Task to complete: Calculate how many lines in the following records hold the word "JSON", and report that number without comment.

(Records that describe figures)
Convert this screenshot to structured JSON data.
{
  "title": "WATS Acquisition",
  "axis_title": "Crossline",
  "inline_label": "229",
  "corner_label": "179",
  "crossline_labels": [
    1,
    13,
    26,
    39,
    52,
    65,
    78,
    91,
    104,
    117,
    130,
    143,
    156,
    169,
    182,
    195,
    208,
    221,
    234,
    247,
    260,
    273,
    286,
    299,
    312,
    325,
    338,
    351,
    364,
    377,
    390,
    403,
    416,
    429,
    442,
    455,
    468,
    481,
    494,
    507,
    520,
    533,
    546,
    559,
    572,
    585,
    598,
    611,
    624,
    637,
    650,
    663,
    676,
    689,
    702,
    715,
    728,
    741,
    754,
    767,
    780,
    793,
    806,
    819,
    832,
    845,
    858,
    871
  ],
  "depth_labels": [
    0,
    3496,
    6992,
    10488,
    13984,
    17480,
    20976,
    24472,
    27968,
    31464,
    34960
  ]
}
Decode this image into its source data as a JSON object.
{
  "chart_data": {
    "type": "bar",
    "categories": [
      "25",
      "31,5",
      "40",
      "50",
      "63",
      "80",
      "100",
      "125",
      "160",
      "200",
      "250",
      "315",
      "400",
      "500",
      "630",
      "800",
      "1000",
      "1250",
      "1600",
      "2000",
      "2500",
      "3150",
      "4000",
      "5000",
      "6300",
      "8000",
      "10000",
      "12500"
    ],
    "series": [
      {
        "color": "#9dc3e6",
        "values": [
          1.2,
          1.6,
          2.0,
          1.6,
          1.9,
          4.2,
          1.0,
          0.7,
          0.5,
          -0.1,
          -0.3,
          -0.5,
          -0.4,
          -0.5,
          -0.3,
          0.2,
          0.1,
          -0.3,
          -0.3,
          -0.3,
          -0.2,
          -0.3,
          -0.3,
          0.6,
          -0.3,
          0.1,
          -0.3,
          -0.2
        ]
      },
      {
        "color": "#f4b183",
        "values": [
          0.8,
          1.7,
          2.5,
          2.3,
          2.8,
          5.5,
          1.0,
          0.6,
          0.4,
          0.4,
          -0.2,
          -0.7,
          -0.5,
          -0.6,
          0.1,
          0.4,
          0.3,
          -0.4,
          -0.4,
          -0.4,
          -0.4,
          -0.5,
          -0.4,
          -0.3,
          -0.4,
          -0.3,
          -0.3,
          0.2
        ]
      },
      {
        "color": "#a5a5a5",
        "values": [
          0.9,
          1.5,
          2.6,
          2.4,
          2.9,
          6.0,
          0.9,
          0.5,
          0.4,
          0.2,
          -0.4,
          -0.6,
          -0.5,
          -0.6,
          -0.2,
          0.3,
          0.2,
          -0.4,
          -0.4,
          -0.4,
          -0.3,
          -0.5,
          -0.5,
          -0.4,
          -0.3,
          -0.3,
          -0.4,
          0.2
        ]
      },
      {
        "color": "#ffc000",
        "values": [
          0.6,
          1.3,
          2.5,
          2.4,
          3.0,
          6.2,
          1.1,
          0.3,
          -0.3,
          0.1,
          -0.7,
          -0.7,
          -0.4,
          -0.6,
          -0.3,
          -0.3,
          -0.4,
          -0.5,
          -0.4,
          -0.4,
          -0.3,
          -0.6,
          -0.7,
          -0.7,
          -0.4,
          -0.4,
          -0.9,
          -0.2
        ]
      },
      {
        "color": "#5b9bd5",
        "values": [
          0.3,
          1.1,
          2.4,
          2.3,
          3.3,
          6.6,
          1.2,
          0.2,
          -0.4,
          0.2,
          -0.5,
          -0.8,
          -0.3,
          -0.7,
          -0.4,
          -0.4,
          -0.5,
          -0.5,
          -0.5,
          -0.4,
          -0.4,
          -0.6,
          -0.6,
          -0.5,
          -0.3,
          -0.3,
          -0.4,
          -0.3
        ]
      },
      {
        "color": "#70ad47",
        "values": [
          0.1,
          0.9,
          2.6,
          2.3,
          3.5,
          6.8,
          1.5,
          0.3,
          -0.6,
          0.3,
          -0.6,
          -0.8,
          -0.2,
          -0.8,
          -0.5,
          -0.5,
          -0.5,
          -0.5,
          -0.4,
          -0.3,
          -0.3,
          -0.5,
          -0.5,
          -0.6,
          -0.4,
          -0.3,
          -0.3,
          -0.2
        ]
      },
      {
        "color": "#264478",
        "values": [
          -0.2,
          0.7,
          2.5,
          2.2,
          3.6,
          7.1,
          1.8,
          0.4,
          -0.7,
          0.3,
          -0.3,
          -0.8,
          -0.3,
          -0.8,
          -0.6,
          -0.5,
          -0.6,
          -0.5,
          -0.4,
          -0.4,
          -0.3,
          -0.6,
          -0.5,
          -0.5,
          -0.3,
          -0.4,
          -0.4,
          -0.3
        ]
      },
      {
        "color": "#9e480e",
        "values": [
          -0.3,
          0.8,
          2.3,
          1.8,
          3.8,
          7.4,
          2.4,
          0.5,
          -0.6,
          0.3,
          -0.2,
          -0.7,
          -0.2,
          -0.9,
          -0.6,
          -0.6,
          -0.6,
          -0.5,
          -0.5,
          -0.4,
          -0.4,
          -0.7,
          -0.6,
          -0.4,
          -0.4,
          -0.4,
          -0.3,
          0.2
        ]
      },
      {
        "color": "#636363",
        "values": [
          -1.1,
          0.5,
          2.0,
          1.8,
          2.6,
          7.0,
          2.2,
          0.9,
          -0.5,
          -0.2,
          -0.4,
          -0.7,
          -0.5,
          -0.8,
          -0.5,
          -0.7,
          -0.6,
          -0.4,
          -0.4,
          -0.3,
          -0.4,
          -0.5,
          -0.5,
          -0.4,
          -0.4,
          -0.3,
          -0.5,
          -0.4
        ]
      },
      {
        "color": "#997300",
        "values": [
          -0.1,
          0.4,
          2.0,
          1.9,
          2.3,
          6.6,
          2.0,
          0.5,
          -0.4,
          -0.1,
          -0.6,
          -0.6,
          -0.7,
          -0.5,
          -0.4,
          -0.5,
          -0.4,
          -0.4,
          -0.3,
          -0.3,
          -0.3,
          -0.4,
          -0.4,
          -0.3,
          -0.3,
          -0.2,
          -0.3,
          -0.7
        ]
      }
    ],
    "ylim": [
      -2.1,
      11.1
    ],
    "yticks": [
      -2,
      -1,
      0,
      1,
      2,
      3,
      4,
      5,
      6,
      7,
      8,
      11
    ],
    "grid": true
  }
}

Answer to the problem: 2